* [GIVEN TASK]:
Work out how many lines of the data hold the string "this", and reply with that number alone.

---------- DATA ROWS ----------

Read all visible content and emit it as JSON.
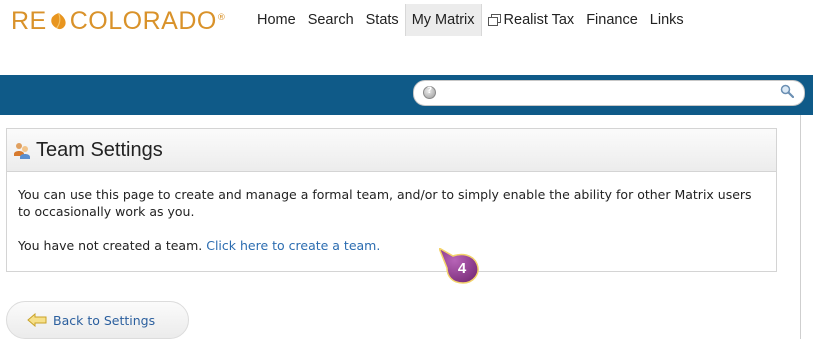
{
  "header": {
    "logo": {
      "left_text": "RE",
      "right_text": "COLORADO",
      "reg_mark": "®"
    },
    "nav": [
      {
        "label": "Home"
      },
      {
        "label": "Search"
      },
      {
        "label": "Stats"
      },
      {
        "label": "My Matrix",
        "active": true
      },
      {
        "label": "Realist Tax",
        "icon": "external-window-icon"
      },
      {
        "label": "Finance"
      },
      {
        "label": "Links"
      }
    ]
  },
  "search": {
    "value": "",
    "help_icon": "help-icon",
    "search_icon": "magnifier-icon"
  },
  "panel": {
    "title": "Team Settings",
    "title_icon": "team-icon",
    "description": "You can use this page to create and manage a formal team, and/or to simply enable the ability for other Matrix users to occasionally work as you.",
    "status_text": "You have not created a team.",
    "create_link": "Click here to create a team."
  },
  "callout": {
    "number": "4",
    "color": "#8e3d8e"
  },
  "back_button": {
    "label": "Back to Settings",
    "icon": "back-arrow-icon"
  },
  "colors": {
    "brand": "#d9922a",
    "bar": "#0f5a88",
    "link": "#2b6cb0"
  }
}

----------
---------- DATA ROWS ----------

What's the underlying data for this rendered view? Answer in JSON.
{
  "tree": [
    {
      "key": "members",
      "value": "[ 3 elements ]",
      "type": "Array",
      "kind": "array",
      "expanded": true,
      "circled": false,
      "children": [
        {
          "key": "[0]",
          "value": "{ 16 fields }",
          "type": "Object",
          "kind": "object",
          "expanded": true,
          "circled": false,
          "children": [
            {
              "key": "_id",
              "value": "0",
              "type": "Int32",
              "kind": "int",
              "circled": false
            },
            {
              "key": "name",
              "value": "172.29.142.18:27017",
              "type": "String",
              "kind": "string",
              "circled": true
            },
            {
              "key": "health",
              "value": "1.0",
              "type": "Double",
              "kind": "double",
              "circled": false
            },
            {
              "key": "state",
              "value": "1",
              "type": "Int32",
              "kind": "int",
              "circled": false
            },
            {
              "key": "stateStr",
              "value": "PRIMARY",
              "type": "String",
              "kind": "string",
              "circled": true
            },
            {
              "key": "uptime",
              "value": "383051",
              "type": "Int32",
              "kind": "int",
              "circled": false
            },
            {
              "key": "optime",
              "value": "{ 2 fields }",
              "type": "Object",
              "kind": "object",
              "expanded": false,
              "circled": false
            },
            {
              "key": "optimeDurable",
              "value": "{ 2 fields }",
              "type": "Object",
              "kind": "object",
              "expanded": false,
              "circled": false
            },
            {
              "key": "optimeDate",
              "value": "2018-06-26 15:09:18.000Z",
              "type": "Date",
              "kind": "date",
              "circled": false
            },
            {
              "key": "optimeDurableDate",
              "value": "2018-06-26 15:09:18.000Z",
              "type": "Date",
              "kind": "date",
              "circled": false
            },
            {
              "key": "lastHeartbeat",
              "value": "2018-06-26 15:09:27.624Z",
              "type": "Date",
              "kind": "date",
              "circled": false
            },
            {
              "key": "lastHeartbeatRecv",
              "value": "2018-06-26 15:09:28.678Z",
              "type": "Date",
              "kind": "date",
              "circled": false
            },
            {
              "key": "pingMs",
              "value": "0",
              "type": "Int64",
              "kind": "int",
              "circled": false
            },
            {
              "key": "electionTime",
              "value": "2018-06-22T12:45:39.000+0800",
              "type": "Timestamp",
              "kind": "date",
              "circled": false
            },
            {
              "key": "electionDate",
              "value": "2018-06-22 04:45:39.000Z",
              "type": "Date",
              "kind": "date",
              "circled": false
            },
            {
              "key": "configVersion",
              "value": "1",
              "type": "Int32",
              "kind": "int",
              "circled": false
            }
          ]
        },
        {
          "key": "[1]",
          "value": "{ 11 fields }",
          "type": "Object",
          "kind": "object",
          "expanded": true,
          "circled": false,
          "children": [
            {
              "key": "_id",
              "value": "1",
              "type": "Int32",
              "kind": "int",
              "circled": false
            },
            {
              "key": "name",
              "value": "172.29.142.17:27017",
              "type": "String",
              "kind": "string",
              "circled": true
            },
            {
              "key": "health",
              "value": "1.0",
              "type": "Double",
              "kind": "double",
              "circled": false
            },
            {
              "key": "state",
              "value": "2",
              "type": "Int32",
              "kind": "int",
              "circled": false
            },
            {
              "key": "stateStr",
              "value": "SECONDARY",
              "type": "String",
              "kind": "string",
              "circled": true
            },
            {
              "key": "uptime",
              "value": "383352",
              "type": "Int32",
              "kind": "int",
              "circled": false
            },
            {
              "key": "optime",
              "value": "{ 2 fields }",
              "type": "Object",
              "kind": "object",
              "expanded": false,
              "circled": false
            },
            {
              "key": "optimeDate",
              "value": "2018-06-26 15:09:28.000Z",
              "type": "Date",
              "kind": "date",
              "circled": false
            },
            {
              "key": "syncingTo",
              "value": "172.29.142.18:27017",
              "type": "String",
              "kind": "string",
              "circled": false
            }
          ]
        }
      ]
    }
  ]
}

----------

* [EXERCISE RESULT]:
2